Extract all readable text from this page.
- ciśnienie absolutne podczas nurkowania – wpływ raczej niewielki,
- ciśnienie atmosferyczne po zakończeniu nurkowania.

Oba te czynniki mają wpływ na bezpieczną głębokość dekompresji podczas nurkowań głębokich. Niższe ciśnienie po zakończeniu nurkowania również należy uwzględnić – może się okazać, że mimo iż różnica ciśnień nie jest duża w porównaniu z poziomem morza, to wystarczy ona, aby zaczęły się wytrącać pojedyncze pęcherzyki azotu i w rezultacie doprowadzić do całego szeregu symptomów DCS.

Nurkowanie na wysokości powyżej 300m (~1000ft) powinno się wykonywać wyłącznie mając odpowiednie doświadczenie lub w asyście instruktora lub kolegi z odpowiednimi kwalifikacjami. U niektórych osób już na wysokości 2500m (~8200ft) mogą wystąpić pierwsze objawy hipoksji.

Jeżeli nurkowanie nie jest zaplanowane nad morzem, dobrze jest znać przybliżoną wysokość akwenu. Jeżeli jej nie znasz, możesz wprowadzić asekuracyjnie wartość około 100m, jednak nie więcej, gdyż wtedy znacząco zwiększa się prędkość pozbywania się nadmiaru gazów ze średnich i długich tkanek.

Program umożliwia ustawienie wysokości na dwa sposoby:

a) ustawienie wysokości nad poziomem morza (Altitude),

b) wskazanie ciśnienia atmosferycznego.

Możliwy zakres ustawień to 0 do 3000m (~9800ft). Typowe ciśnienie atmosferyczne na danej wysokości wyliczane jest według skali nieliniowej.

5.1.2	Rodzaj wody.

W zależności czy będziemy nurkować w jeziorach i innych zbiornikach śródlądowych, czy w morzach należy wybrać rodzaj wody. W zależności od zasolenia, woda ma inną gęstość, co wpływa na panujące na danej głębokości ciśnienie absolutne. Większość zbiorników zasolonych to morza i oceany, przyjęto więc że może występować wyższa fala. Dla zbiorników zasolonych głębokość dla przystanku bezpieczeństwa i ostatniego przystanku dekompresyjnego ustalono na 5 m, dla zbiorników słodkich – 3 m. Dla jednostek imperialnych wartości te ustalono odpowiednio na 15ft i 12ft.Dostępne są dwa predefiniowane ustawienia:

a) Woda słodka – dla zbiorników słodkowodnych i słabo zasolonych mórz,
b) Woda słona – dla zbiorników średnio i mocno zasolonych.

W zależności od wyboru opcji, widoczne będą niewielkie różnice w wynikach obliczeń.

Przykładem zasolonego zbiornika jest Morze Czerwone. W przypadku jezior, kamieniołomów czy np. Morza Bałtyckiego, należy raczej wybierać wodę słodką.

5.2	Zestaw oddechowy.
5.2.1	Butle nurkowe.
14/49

· · · · · · ·

■ **WRITTEN REQUEST**
Report only the number of lines that hold the word "wody".

■ **WORKED ANSWER**
2